— begin Records to use —
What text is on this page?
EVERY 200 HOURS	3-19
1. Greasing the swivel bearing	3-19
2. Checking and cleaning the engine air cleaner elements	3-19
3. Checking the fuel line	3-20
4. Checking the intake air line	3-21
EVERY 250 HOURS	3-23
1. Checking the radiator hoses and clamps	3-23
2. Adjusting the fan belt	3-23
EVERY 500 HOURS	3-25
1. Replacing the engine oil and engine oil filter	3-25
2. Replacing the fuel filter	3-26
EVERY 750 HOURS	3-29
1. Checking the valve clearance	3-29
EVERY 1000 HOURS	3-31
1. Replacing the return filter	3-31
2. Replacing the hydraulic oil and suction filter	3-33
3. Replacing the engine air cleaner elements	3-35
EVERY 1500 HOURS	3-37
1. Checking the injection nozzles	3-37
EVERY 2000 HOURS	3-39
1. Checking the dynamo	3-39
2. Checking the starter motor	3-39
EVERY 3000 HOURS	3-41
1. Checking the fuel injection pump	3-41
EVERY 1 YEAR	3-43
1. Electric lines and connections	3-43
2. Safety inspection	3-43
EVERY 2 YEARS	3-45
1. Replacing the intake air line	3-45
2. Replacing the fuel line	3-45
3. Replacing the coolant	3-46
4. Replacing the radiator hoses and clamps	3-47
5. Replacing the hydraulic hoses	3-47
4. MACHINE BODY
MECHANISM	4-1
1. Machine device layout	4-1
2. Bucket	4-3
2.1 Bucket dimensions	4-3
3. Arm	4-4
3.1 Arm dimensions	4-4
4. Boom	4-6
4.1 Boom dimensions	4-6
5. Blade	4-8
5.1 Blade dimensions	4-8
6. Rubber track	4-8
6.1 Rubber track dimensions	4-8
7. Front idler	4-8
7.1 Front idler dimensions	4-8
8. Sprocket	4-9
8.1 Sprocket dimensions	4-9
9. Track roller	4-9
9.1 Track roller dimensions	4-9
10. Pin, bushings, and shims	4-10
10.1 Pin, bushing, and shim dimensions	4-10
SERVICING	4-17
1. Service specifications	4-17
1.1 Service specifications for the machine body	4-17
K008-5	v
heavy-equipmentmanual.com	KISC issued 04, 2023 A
— end Records to use —
— begin Records to use —
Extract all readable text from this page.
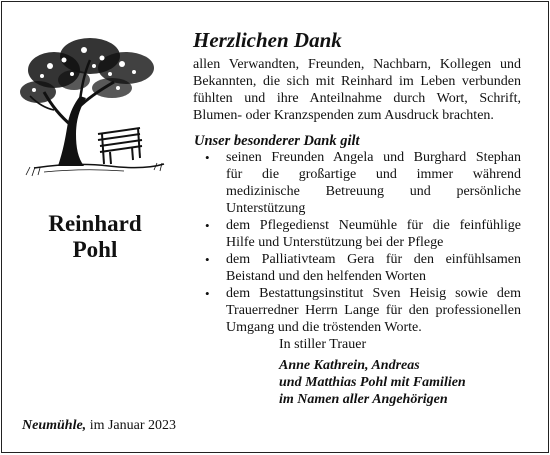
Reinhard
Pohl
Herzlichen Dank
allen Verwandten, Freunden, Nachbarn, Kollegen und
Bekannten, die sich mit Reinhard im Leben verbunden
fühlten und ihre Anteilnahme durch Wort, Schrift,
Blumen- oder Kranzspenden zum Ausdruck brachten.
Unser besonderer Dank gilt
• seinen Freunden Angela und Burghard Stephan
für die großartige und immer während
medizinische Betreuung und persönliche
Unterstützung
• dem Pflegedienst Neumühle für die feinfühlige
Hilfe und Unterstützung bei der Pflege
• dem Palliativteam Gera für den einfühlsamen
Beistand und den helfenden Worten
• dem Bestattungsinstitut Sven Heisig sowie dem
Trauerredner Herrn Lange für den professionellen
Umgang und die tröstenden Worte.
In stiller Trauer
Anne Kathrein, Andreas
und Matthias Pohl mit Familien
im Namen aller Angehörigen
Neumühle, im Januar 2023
— end Records to use —
▸ Aim:
Report all lines of the material that contain the word "Unterstützung".

▸ Output below:
Unterstützung
Hilfe und Unterstützung bei der Pflege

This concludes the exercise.